** START **

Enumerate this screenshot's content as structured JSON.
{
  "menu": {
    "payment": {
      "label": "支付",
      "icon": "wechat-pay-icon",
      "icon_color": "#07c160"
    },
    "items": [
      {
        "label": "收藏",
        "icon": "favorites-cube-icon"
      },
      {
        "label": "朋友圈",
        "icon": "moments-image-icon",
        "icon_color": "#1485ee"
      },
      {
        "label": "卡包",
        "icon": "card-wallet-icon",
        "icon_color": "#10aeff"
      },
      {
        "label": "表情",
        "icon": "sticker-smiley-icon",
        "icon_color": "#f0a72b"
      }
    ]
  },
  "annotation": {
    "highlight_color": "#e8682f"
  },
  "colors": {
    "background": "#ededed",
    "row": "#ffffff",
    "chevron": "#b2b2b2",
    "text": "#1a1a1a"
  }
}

** END **
** START **

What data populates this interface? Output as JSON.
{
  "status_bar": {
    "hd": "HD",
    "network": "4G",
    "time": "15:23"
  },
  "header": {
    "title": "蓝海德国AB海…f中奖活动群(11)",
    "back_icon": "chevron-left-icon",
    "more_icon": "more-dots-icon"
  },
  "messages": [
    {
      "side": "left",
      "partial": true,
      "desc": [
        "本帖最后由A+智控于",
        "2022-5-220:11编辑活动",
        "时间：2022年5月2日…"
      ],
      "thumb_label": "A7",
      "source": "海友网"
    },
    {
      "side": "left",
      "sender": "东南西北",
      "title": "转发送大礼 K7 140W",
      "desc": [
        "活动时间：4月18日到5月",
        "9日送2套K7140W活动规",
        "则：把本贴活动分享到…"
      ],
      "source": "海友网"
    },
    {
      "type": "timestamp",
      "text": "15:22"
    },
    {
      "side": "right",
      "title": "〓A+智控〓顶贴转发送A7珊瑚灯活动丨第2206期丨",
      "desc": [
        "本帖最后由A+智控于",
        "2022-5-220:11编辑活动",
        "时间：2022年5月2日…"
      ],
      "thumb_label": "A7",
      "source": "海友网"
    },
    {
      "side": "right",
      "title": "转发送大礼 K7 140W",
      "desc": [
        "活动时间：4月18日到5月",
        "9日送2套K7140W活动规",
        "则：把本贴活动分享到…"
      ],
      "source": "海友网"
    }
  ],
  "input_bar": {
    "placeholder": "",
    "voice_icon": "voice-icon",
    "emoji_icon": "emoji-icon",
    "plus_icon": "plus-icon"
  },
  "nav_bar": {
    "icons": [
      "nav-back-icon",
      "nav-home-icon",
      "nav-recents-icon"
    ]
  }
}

** END **

Count how many lines in the data above hold the string "this", and give the number with no other words.

2